— Begin RECORD LIST —

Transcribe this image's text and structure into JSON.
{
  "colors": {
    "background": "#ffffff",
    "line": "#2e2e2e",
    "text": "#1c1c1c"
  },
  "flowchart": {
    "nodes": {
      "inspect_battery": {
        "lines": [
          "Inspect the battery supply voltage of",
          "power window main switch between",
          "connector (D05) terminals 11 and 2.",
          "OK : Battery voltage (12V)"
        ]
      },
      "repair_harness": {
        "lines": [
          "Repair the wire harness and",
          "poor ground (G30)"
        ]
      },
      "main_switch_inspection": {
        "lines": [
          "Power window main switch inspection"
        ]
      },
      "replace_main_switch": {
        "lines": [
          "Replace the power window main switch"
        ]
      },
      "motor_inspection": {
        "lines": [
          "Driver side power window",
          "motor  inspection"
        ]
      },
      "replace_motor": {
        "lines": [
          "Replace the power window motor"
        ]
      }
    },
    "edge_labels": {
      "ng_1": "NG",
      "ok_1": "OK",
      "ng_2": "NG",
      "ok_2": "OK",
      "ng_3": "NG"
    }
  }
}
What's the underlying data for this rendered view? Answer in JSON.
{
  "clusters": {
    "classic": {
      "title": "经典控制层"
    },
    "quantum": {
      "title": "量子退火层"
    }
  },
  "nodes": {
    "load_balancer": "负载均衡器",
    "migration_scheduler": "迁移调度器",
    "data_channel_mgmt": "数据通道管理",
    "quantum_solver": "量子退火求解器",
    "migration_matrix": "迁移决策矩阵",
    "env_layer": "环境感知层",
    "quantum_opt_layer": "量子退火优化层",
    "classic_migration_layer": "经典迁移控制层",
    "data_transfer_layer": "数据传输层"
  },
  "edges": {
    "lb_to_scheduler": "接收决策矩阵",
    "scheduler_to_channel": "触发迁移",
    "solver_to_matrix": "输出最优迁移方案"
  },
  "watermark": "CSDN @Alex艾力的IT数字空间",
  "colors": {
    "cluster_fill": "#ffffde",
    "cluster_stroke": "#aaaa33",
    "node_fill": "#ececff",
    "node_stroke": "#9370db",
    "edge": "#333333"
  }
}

— End RECORD LIST —

WHAT IS NEEDED
Copy the material above verbatim.

ANSWER TO THIS EXERCISE
Transcribe this image's text and structure into JSON.
{
  "colors": {
    "background": "#ffffff",
    "line": "#2e2e2e",
    "text": "#1c1c1c"
  },
  "flowchart": {
    "nodes": {
      "inspect_battery": {
        "lines": [
          "Inspect the battery supply voltage of",
          "power window main switch between",
          "connector (D05) terminals 11 and 2.",
          "OK : Battery voltage (12V)"
        ]
      },
      "repair_harness": {
        "lines": [
          "Repair the wire harness and",
          "poor ground (G30)"
        ]
      },
      "main_switch_inspection": {
        "lines": [
          "Power window main switch inspection"
        ]
      },
      "replace_main_switch": {
        "lines": [
          "Replace the power window main switch"
        ]
      },
      "motor_inspection": {
        "lines": [
          "Driver side power window",
          "motor  inspection"
        ]
      },
      "replace_motor": {
        "lines": [
          "Replace the power window motor"
        ]
      }
    },
    "edge_labels": {
      "ng_1": "NG",
      "ok_1": "OK",
      "ng_2": "NG",
      "ok_2": "OK",
      "ng_3": "NG"
    }
  }
}
What's the underlying data for this rendered view? Answer in JSON.
{
  "clusters": {
    "classic": {
      "title": "经典控制层"
    },
    "quantum": {
      "title": "量子退火层"
    }
  },
  "nodes": {
    "load_balancer": "负载均衡器",
    "migration_scheduler": "迁移调度器",
    "data_channel_mgmt": "数据通道管理",
    "quantum_solver": "量子退火求解器",
    "migration_matrix": "迁移决策矩阵",
    "env_layer": "环境感知层",
    "quantum_opt_layer": "量子退火优化层",
    "classic_migration_layer": "经典迁移控制层",
    "data_transfer_layer": "数据传输层"
  },
  "edges": {
    "lb_to_scheduler": "接收决策矩阵",
    "scheduler_to_channel": "触发迁移",
    "solver_to_matrix": "输出最优迁移方案"
  },
  "watermark": "CSDN @Alex艾力的IT数字空间",
  "colors": {
    "cluster_fill": "#ffffde",
    "cluster_stroke": "#aaaa33",
    "node_fill": "#ececff",
    "node_stroke": "#9370db",
    "edge": "#333333"
  }
}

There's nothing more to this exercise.